:: What is needed ::
Repeat the records below exactly, leaving out any pictures.

:: Record set ::
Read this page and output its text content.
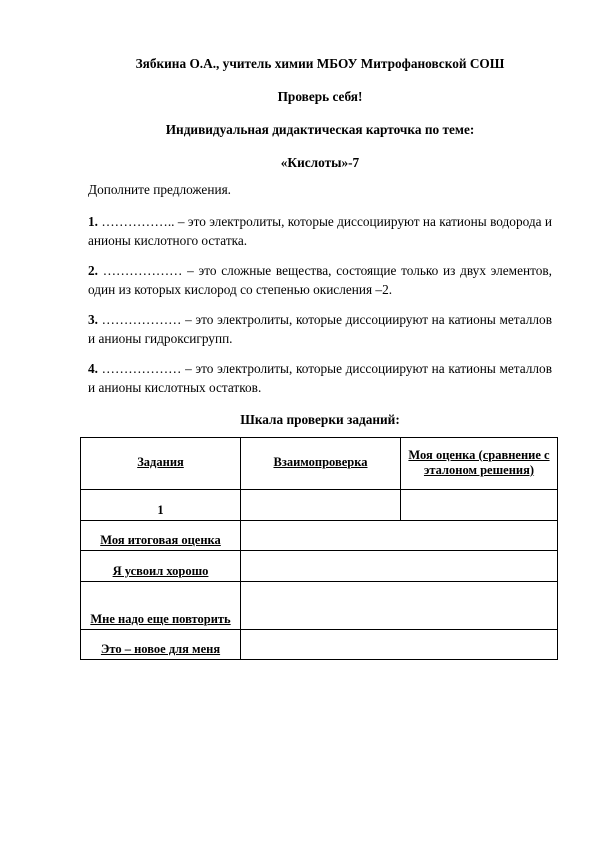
Зябкина О.А., учитель химии МБОУ Митрофановской СОШ
Проверь себя!
Индивидуальная дидактическая карточка по теме:
«Кислоты»-7
Дополните предложения.
1. …………….. – это электролиты, которые диссоциируют на катионы водорода и анионы кислотного остатка.
2. ……………… – это сложные вещества, состоящие только из двух элементов, один из которых кислород со степенью окисления –2.
3. ……………… – это электролиты, которые диссоциируют на катионы металлов и анионы гидроксигрупп.
4. ……………… – это электролиты, которые диссоциируют на катионы металлов и анионы кислотных остатков.
Шкала проверки заданий:
Задания	Взаимопроверка	Моя оценка (сравнение с эталоном решения)
1		
Моя итоговая оценка		
Я усвоил хорошо		
Мне надо еще повторить		
Это – новое для меня		
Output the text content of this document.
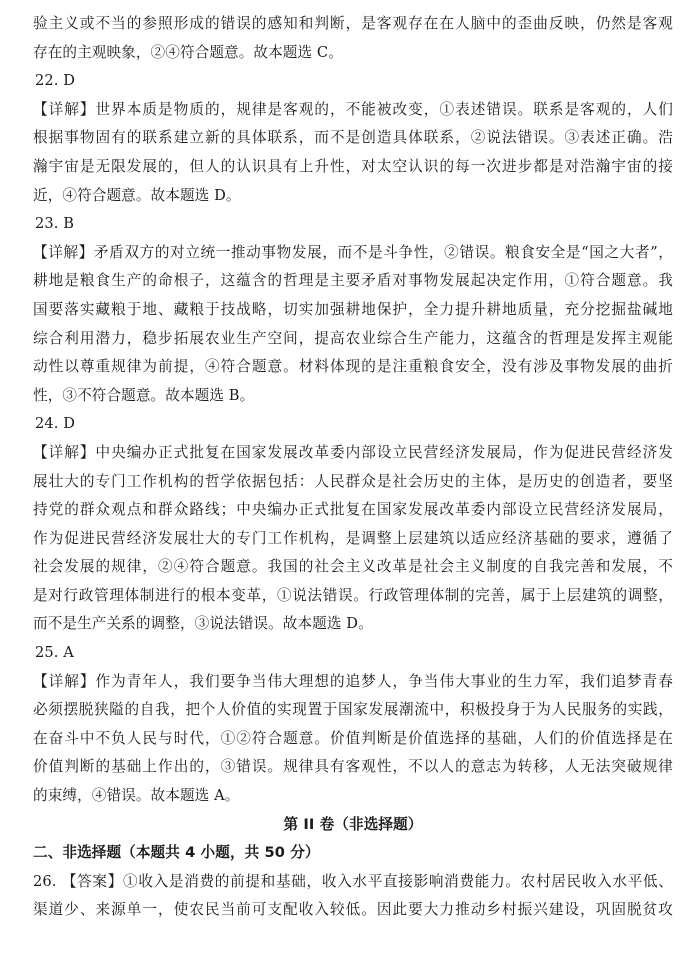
验主义或不当的参照形成的错误的感知和判断，是客观存在在人脑中的歪曲反映，仍然是客观
存在的主观映象，②④符合题意。故本题选 C。
22. D
【详解】世界本质是物质的，规律是客观的，不能被改变，①表述错误。联系是客观的，人们
根据事物固有的联系建立新的具体联系，而不是创造具体联系，②说法错误。③表述正确。浩
瀚宇宙是无限发展的，但人的认识具有上升性，对太空认识的每一次进步都是对浩瀚宇宙的接
近，④符合题意。故本题选 D。
23. B
【详解】矛盾双方的对立统一推动事物发展，而不是斗争性，②错误。粮食安全是“国之大者”，
耕地是粮食生产的命根子，这蕴含的哲理是主要矛盾对事物发展起决定作用，①符合题意。我
国要落实藏粮于地、藏粮于技战略，切实加强耕地保护，全力提升耕地质量，充分挖掘盐碱地
综合利用潜力，稳步拓展农业生产空间，提高农业综合生产能力，这蕴含的哲理是发挥主观能
动性以尊重规律为前提，④符合题意。材料体现的是注重粮食安全，没有涉及事物发展的曲折
性，③不符合题意。故本题选 B。
24. D
【详解】中央编办正式批复在国家发展改革委内部设立民营经济发展局，作为促进民营经济发
展壮大的专门工作机构的哲学依据包括：人民群众是社会历史的主体，是历史的创造者，要坚
持党的群众观点和群众路线；中央编办正式批复在国家发展改革委内部设立民营经济发展局，
作为促进民营经济发展壮大的专门工作机构，是调整上层建筑以适应经济基础的要求，遵循了
社会发展的规律，②④符合题意。我国的社会主义改革是社会主义制度的自我完善和发展，不
是对行政管理体制进行的根本变革，①说法错误。行政管理体制的完善，属于上层建筑的调整，
而不是生产关系的调整，③说法错误。故本题选 D。
25. A
【详解】作为青年人，我们要争当伟大理想的追梦人，争当伟大事业的生力军，我们追梦青春
必须摆脱狭隘的自我，把个人价值的实现置于国家发展潮流中，积极投身于为人民服务的实践，
在奋斗中不负人民与时代，①②符合题意。价值判断是价值选择的基础，人们的价值选择是在
价值判断的基础上作出的，③错误。规律具有客观性，不以人的意志为转移，人无法突破规律
的束缚，④错误。故本题选 A。
第 II 卷（非选择题）
二、非选择题（本题共 4 小题，共 50 分）
26. 【答案】①收入是消费的前提和基础，收入水平直接影响消费能力。农村居民收入水平低、
渠道少、来源单一，使农民当前可支配收入较低。因此要大力推动乡村振兴建设，巩固脱贫攻
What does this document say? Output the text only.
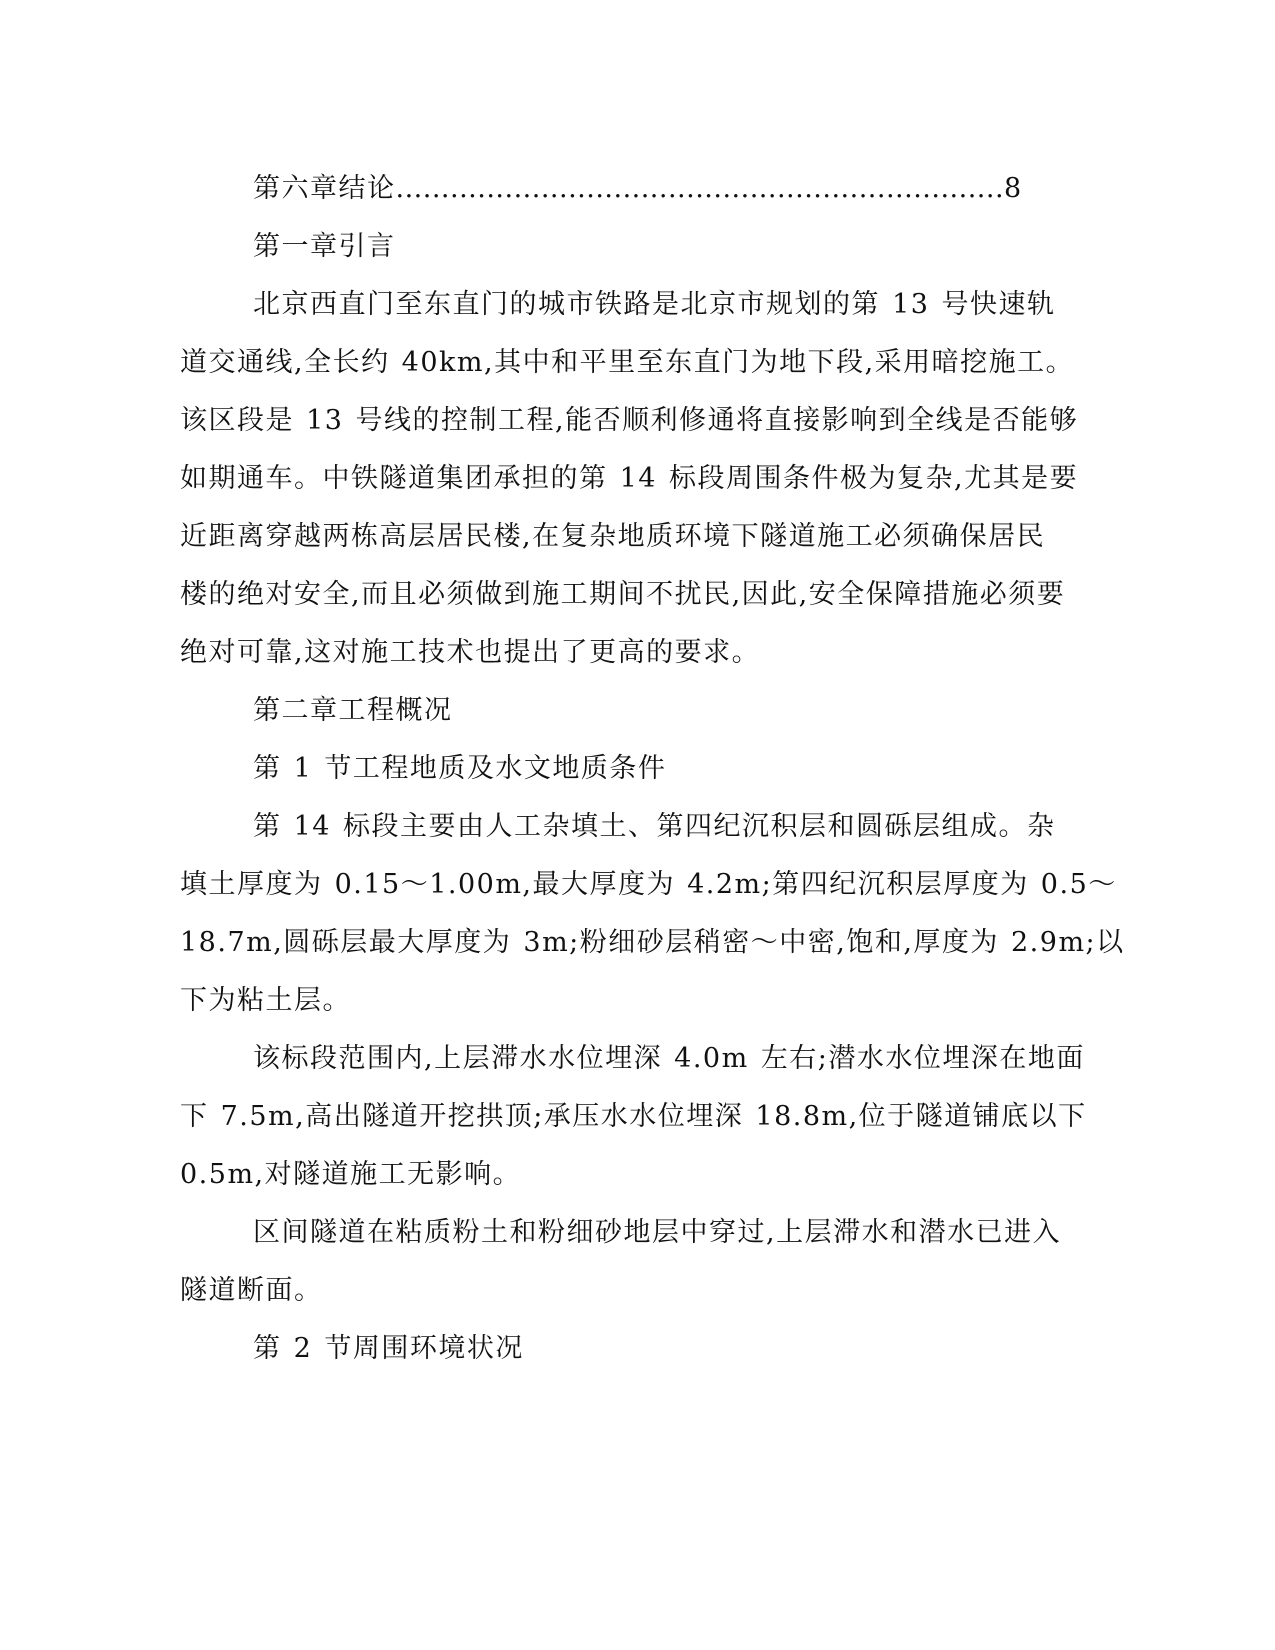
第六章结论 ................................................................... 8
第一章引言
北京西直门至东直门的城市铁路是北京市规划的第 13 号快速轨
道交通线,全长约 40km,其中和平里至东直门为地下段,采用暗挖施工。
该区段是 13 号线的控制工程,能否顺利修通将直接影响到全线是否能够
如期通车。中铁隧道集团承担的第 14 标段周围条件极为复杂,尤其是要
近距离穿越两栋高层居民楼,在复杂地质环境下隧道施工必须确保居民
楼的绝对安全,而且必须做到施工期间不扰民,因此,安全保障措施必须要
绝对可靠,这对施工技术也提出了更高的要求。
第二章工程概况
第 1 节工程地质及水文地质条件
第 14 标段主要由人工杂填土、第四纪沉积层和圆砾层组成。杂
填土厚度为 0.15～1.00m,最大厚度为 4.2m;第四纪沉积层厚度为 0.5～
18.7m,圆砾层最大厚度为 3m;粉细砂层稍密～中密,饱和,厚度为 2.9m;以
下为粘土层。
该标段范围内,上层滞水水位埋深 4.0m 左右;潜水水位埋深在地面
下 7.5m,高出隧道开挖拱顶;承压水水位埋深 18.8m,位于隧道铺底以下
0.5m,对隧道施工无影响。
区间隧道在粘质粉土和粉细砂地层中穿过,上层滞水和潜水已进入
隧道断面。
第 2 节周围环境状况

:: Exercise solution ::
Read this page and output its text content.
Зябкина О.А., учитель химии МБОУ Митрофановской СОШ
Проверь себя!
Индивидуальная дидактическая карточка по теме:
«Кислоты»-7
Дополните предложения.
1. …………….. – это электролиты, которые диссоциируют на катионы водорода и анионы кислотного остатка.
2. ……………… – это сложные вещества, состоящие только из двух элементов, один из которых кислород со степенью окисления –2.
3. ……………… – это электролиты, которые диссоциируют на катионы металлов и анионы гидроксигрупп.
4. ……………… – это электролиты, которые диссоциируют на катионы металлов и анионы кислотных остатков.
Шкала проверки заданий:
Задания	Взаимопроверка	Моя оценка (сравнение с эталоном решения)
1		
Моя итоговая оценка		
Я усвоил хорошо		
Мне надо еще повторить		
Это – новое для меня		
Output the text content of this document.
验主义或不当的参照形成的错误的感知和判断，是客观存在在人脑中的歪曲反映，仍然是客观
存在的主观映象，②④符合题意。故本题选 C。
22. D
【详解】世界本质是物质的，规律是客观的，不能被改变，①表述错误。联系是客观的，人们
根据事物固有的联系建立新的具体联系，而不是创造具体联系，②说法错误。③表述正确。浩
瀚宇宙是无限发展的，但人的认识具有上升性，对太空认识的每一次进步都是对浩瀚宇宙的接
近，④符合题意。故本题选 D。
23. B
【详解】矛盾双方的对立统一推动事物发展，而不是斗争性，②错误。粮食安全是“国之大者”，
耕地是粮食生产的命根子，这蕴含的哲理是主要矛盾对事物发展起决定作用，①符合题意。我
国要落实藏粮于地、藏粮于技战略，切实加强耕地保护，全力提升耕地质量，充分挖掘盐碱地
综合利用潜力，稳步拓展农业生产空间，提高农业综合生产能力，这蕴含的哲理是发挥主观能
动性以尊重规律为前提，④符合题意。材料体现的是注重粮食安全，没有涉及事物发展的曲折
性，③不符合题意。故本题选 B。
24. D
【详解】中央编办正式批复在国家发展改革委内部设立民营经济发展局，作为促进民营经济发
展壮大的专门工作机构的哲学依据包括：人民群众是社会历史的主体，是历史的创造者，要坚
持党的群众观点和群众路线；中央编办正式批复在国家发展改革委内部设立民营经济发展局，
作为促进民营经济发展壮大的专门工作机构，是调整上层建筑以适应经济基础的要求，遵循了
社会发展的规律，②④符合题意。我国的社会主义改革是社会主义制度的自我完善和发展，不
是对行政管理体制进行的根本变革，①说法错误。行政管理体制的完善，属于上层建筑的调整，
而不是生产关系的调整，③说法错误。故本题选 D。
25. A
【详解】作为青年人，我们要争当伟大理想的追梦人，争当伟大事业的生力军，我们追梦青春
必须摆脱狭隘的自我，把个人价值的实现置于国家发展潮流中，积极投身于为人民服务的实践，
在奋斗中不负人民与时代，①②符合题意。价值判断是价值选择的基础，人们的价值选择是在
价值判断的基础上作出的，③错误。规律具有客观性，不以人的意志为转移，人无法突破规律
的束缚，④错误。故本题选 A。
第 II 卷（非选择题）
二、非选择题（本题共 4 小题，共 50 分）
26. 【答案】①收入是消费的前提和基础，收入水平直接影响消费能力。农村居民收入水平低、
渠道少、来源单一，使农民当前可支配收入较低。因此要大力推动乡村振兴建设，巩固脱贫攻
What does this document say? Output the text only.
第六章结论 ................................................................... 8
第一章引言
北京西直门至东直门的城市铁路是北京市规划的第 13 号快速轨
道交通线,全长约 40km,其中和平里至东直门为地下段,采用暗挖施工。
该区段是 13 号线的控制工程,能否顺利修通将直接影响到全线是否能够
如期通车。中铁隧道集团承担的第 14 标段周围条件极为复杂,尤其是要
近距离穿越两栋高层居民楼,在复杂地质环境下隧道施工必须确保居民
楼的绝对安全,而且必须做到施工期间不扰民,因此,安全保障措施必须要
绝对可靠,这对施工技术也提出了更高的要求。
第二章工程概况
第 1 节工程地质及水文地质条件
第 14 标段主要由人工杂填土、第四纪沉积层和圆砾层组成。杂
填土厚度为 0.15～1.00m,最大厚度为 4.2m;第四纪沉积层厚度为 0.5～
18.7m,圆砾层最大厚度为 3m;粉细砂层稍密～中密,饱和,厚度为 2.9m;以
下为粘土层。
该标段范围内,上层滞水水位埋深 4.0m 左右;潜水水位埋深在地面
下 7.5m,高出隧道开挖拱顶;承压水水位埋深 18.8m,位于隧道铺底以下
0.5m,对隧道施工无影响。
区间隧道在粘质粉土和粉细砂地层中穿过,上层滞水和潜水已进入
隧道断面。
第 2 节周围环境状况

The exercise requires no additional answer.